Extracted records
## start

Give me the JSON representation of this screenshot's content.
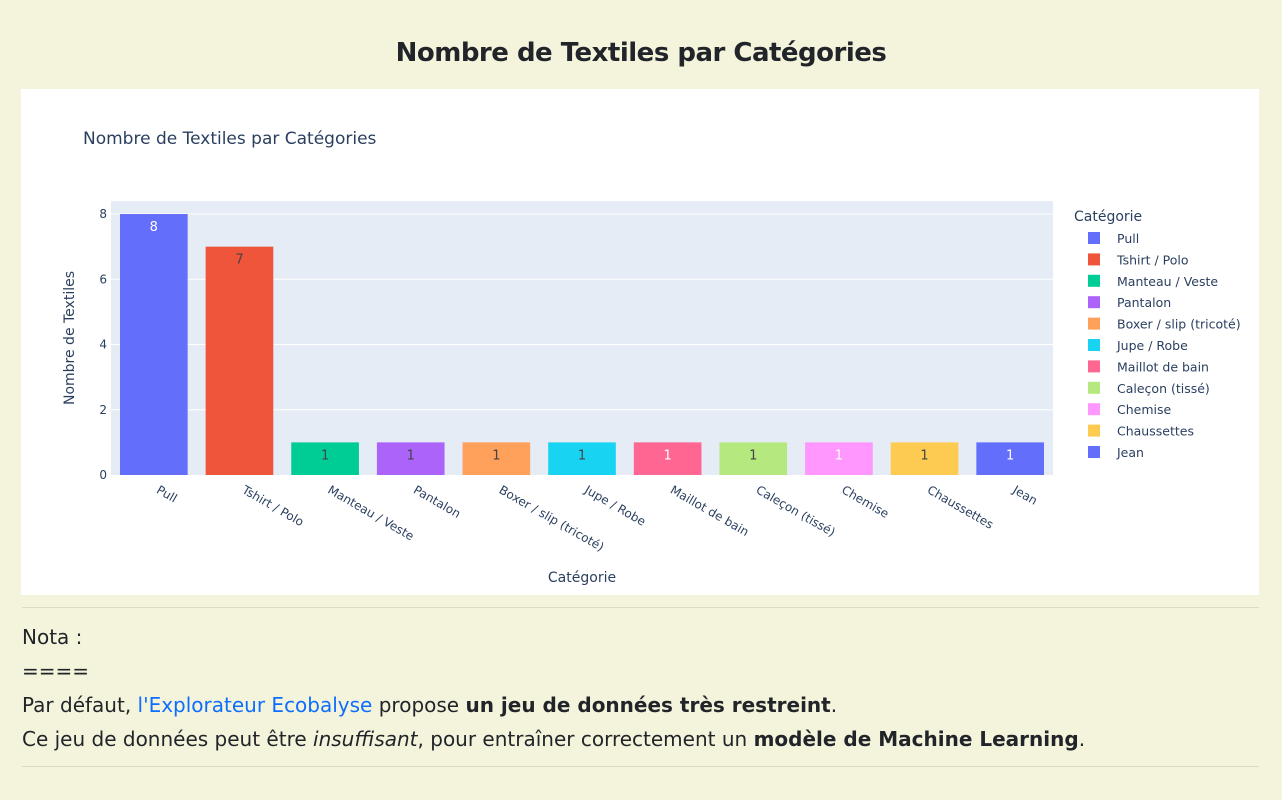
{
  "page": {
    "title": "Nombre de Textiles par Catégories"
  },
  "chart_data": {
    "type": "bar",
    "title": "Nombre de Textiles par Catégories",
    "xlabel": "Catégorie",
    "ylabel": "Nombre de Textiles",
    "ylim": [
      0,
      8.4
    ],
    "yticks": [
      0,
      2,
      4,
      6,
      8
    ],
    "grid": true,
    "legend_title": "Catégorie",
    "legend_position": "right",
    "categories": [
      "Pull",
      "Tshirt / Polo",
      "Manteau / Veste",
      "Pantalon",
      "Boxer / slip (tricoté)",
      "Jupe / Robe",
      "Maillot de bain",
      "Caleçon (tissé)",
      "Chemise",
      "Chaussettes",
      "Jean"
    ],
    "values": [
      8,
      7,
      1,
      1,
      1,
      1,
      1,
      1,
      1,
      1,
      1
    ],
    "colors": [
      "#636efa",
      "#ef553b",
      "#00cc96",
      "#ab63fa",
      "#ffa15a",
      "#19d3f3",
      "#ff6692",
      "#b6e880",
      "#ff97ff",
      "#fecb52",
      "#636efa"
    ],
    "label_colors": [
      "#ffffff",
      "#444444",
      "#444444",
      "#444444",
      "#444444",
      "#444444",
      "#ffffff",
      "#444444",
      "#ffffff",
      "#444444",
      "#ffffff"
    ],
    "plot_bg": "#e5ecf6"
  },
  "notes": {
    "heading": "Nota :",
    "rule": "====",
    "line1_prefix": "Par défaut, ",
    "line1_link": "l'Explorateur Ecobalyse",
    "line1_middle": " propose ",
    "line1_bold": "un jeu de données très restreint",
    "line1_suffix": ".",
    "line2_prefix": "Ce jeu de données peut être ",
    "line2_italic": "insuffisant",
    "line2_middle": ", pour entraîner correctement un ",
    "line2_bold": "modèle de Machine Learning",
    "line2_suffix": "."
  }
}
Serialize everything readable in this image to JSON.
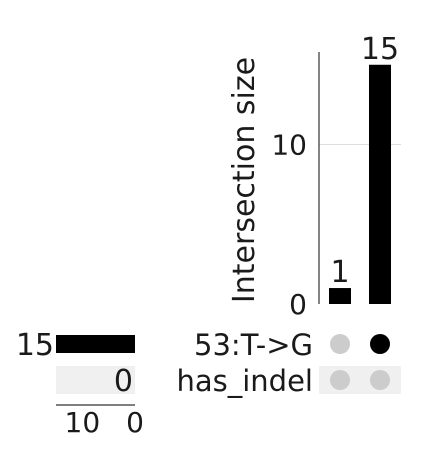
{
  "chart_data": {
    "type": "upset",
    "ylabel": "Intersection size",
    "y_ticks": [
      0,
      10
    ],
    "ylim": [
      0,
      15.8
    ],
    "set_size_ticks": [
      10,
      0
    ],
    "set_size_xlim": [
      0,
      15
    ],
    "sets": [
      {
        "name": "53:T->G",
        "size": 15,
        "size_label": "15"
      },
      {
        "name": "has_indel",
        "size": 0,
        "size_label": "0"
      }
    ],
    "intersections": [
      {
        "size": 1,
        "label": "1",
        "members": [
          false,
          false
        ]
      },
      {
        "size": 15,
        "label": "15",
        "members": [
          true,
          false
        ]
      }
    ],
    "grid": true
  },
  "colors": {
    "bar": "#000000",
    "dot_active": "#000000",
    "dot_inactive": "#cccccc",
    "grid": "#dddddd",
    "axis": "#333333",
    "row_shade": "#f0f0f0"
  }
}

## end

Leave out the pictures and transcribe everything else exactly.

Written solution
Give me the JSON representation of this screenshot's content.
{
  "page": {
    "title": "Nombre de Textiles par Catégories"
  },
  "chart_data": {
    "type": "bar",
    "title": "Nombre de Textiles par Catégories",
    "xlabel": "Catégorie",
    "ylabel": "Nombre de Textiles",
    "ylim": [
      0,
      8.4
    ],
    "yticks": [
      0,
      2,
      4,
      6,
      8
    ],
    "grid": true,
    "legend_title": "Catégorie",
    "legend_position": "right",
    "categories": [
      "Pull",
      "Tshirt / Polo",
      "Manteau / Veste",
      "Pantalon",
      "Boxer / slip (tricoté)",
      "Jupe / Robe",
      "Maillot de bain",
      "Caleçon (tissé)",
      "Chemise",
      "Chaussettes",
      "Jean"
    ],
    "values": [
      8,
      7,
      1,
      1,
      1,
      1,
      1,
      1,
      1,
      1,
      1
    ],
    "colors": [
      "#636efa",
      "#ef553b",
      "#00cc96",
      "#ab63fa",
      "#ffa15a",
      "#19d3f3",
      "#ff6692",
      "#b6e880",
      "#ff97ff",
      "#fecb52",
      "#636efa"
    ],
    "label_colors": [
      "#ffffff",
      "#444444",
      "#444444",
      "#444444",
      "#444444",
      "#444444",
      "#ffffff",
      "#444444",
      "#ffffff",
      "#444444",
      "#ffffff"
    ],
    "plot_bg": "#e5ecf6"
  },
  "notes": {
    "heading": "Nota :",
    "rule": "====",
    "line1_prefix": "Par défaut, ",
    "line1_link": "l'Explorateur Ecobalyse",
    "line1_middle": " propose ",
    "line1_bold": "un jeu de données très restreint",
    "line1_suffix": ".",
    "line2_prefix": "Ce jeu de données peut être ",
    "line2_italic": "insuffisant",
    "line2_middle": ", pour entraîner correctement un ",
    "line2_bold": "modèle de Machine Learning",
    "line2_suffix": "."
  }
}
Serialize everything readable in this image to JSON.
{
  "chart_data": {
    "type": "upset",
    "ylabel": "Intersection size",
    "y_ticks": [
      0,
      10
    ],
    "ylim": [
      0,
      15.8
    ],
    "set_size_ticks": [
      10,
      0
    ],
    "set_size_xlim": [
      0,
      15
    ],
    "sets": [
      {
        "name": "53:T->G",
        "size": 15,
        "size_label": "15"
      },
      {
        "name": "has_indel",
        "size": 0,
        "size_label": "0"
      }
    ],
    "intersections": [
      {
        "size": 1,
        "label": "1",
        "members": [
          false,
          false
        ]
      },
      {
        "size": 15,
        "label": "15",
        "members": [
          true,
          false
        ]
      }
    ],
    "grid": true
  },
  "colors": {
    "bar": "#000000",
    "dot_active": "#000000",
    "dot_inactive": "#cccccc",
    "grid": "#dddddd",
    "axis": "#333333",
    "row_shade": "#f0f0f0"
  }
}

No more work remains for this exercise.